• Exercise description:
The answer must be every entry, retyped without a single difference.

• Records to process:
= Beginning of Section =
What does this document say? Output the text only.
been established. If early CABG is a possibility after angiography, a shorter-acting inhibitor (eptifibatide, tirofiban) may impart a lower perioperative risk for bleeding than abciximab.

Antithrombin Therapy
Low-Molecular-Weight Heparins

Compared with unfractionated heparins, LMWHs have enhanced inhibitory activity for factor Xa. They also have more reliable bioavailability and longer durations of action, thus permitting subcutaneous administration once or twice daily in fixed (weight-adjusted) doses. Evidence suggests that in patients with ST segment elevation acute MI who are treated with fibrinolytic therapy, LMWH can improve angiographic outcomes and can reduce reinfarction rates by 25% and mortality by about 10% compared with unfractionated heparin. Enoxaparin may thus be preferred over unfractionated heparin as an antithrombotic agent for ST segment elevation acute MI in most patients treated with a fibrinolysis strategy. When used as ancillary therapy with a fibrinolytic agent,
= End of Section =
• Your response:
What does this document say? Output the text only.
been established. If early CABG is a possibility after angiography, a shorter-acting inhibitor (eptifibatide, tirofiban) may impart a lower perioperative risk for bleeding than abciximab.

Antithrombin Therapy
Low-Molecular-Weight Heparins

Compared with unfractionated heparins, LMWHs have enhanced inhibitory activity for factor Xa. They also have more reliable bioavailability and longer durations of action, thus permitting subcutaneous administration once or twice daily in fixed (weight-adjusted) doses. Evidence suggests that in patients with ST segment elevation acute MI who are treated with fibrinolytic therapy, LMWH can improve angiographic outcomes and can reduce reinfarction rates by 25% and mortality by about 10% compared with unfractionated heparin. Enoxaparin may thus be preferred over unfractionated heparin as an antithrombotic agent for ST segment elevation acute MI in most patients treated with a fibrinolysis strategy. When used as ancillary therapy with a fibrinolytic agent,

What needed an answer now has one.